#### Excerpt to read

========================

I'm trying to map a tuple to another tuple based on a name map and get a strongly typed tuple as the result.

In some cases a single element from the source tuple may map into multiple elements in the result. Also, the source tuple may have variable length.

this is what I have for now:

const t1 = ["a", "b", "c"] as const;
const nameMap = {
    "a": [],
    "b": ["j"],
    "c": ["k", "l"],
} as const;
const t2 = t1.reduce<string[]>((acc, e) => {
    acc.push(...nameMap[e]);
    return acc;
    }, []);

However, "t2" is an array here, not a strongly typed tuple. How do I get t2 to be a strongly typed tuple (["j", "k", "l"] in this case)?

(order does not matter)


Solution

  • For this to work you'll need to write a recursive conditional type that walks through the tuple type of the input array and maps them to another array using the name mapper, and builds up an output by concatenating these arrays.

========================

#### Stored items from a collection
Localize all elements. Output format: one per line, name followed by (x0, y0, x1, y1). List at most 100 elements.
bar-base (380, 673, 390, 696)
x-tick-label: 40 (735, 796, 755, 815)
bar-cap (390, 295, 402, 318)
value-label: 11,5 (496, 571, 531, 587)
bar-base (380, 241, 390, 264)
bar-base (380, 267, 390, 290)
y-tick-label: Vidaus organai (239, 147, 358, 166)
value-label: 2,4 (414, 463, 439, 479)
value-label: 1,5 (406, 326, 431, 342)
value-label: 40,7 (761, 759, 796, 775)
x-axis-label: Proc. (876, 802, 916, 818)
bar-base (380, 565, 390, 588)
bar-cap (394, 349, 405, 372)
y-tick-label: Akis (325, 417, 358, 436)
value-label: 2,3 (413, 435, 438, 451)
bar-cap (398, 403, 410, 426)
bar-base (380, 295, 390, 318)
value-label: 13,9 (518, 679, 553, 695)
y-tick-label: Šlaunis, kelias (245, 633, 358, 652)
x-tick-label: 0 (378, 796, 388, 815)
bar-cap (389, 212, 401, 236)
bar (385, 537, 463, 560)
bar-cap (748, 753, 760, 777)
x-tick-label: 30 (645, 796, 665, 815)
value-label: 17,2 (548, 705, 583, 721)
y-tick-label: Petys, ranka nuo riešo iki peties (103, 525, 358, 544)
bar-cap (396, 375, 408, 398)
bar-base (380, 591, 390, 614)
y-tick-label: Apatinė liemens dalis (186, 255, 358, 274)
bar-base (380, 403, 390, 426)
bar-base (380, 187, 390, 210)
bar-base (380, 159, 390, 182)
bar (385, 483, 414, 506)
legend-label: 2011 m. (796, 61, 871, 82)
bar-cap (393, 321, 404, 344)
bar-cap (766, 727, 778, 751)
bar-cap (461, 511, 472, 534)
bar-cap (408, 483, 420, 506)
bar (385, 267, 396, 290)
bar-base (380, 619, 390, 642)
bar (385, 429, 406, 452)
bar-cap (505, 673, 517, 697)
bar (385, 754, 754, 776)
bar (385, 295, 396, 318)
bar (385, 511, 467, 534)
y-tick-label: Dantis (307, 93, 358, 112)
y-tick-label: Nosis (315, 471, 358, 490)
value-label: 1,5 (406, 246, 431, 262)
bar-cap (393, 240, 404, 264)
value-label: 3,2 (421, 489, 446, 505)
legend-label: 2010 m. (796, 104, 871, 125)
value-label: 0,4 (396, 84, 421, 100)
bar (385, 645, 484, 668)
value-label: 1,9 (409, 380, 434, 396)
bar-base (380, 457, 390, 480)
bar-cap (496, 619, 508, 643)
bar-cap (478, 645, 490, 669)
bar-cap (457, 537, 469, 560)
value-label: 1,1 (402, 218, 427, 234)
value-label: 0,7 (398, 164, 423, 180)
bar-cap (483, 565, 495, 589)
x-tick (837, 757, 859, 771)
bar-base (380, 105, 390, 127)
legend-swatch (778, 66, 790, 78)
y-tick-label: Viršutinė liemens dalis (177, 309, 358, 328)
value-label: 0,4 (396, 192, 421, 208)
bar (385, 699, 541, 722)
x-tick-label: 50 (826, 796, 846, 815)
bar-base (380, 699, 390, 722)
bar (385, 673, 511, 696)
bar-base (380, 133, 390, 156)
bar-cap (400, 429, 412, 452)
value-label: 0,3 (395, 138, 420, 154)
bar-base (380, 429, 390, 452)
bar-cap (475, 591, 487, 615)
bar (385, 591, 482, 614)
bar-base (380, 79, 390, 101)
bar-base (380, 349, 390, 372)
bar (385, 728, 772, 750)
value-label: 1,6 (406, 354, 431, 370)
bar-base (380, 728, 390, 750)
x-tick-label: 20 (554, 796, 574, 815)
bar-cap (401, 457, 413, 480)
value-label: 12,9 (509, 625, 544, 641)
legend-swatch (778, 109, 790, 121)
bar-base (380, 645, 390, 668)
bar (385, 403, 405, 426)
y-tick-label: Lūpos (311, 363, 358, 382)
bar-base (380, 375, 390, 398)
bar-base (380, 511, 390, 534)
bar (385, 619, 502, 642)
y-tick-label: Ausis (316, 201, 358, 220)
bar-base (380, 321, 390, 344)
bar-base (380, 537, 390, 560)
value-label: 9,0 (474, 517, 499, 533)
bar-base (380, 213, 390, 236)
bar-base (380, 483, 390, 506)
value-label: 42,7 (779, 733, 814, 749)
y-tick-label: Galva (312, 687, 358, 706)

========================

#### Brief A
Render this sentence from the excerpt on mapping TypeScript tuples into Spanish: "In some cases a single element from the source tuple may map into multiple elements in the result."
#### Brief B
Proceed with the excerpt on mapping TypeScript tuples, writing on from the point after its final sentence.

#### Output A
En algunos casos, un solo elemento de la tupla de origen puede corresponderse con varios elementos en el resultado.

#### Output B
    For example, here's a tail-recursive conditional type called MapNames<T, M> which takes an input tuple T and a mapping type M that converts the elements of T into a new array:

    type MapNames<
        T extends readonly string[],
        M extends Record<T[number], readonly any[]>,
        A extends any[] = []
    > = T extends readonly [
        infer F extends keyof M,
        ... infer R extends readonly string[]
    ] ? MapNames<R, M, [...A, ...M[F]]> : A
    

    It uses variadic tuple types to manipulate both the input and output tuples. Note that the third type parameter A is the accumulator and its use makes it tail-recursive and therefore amenable to fairly long input tuples. We break the input tuple T into the first element F and the rest of the elements R. Then F is a key of the mapping type F, and we concatenate the array M[F] to the end of the accumulator, and recurse.

    Then you can write a generic mapNames() function that takes inputs of types T and an M and returns a MapNames<T, M>:

    function mapNames<
        const T extends readonly string[],
        const M extends Record<T[number], readonly any[]>
    >(t: T, m: M): MapNames<T, M> {
        return t.reduce<string[]>((acc, e) => {
            acc.push(...(m as any)[e]);
            return acc;
        }, []) as any;
    }
    

    This function is implemented the same way as your example, although there's no way for the compiler to understand that the implementation works for such a complicated recursive conditional generic type. So we have to loosen type safety inside the function via type assertions and the any type, or something like it.


    Let's test it out:

    const t1 = ["a", "b", "c"] as const;
    const nameMap = {
        "a": [],
        "b": ["j"],
        "c": ["k", "l"],
    } as const;
    const t2 = mapNames(t1, nameMap);
    //    ^? const t2: ["j", "k", "l"]
    console.log(t2); // ["j", "k", "l"]
    

    Looks good. The type of t2 matches the actual value at runtime.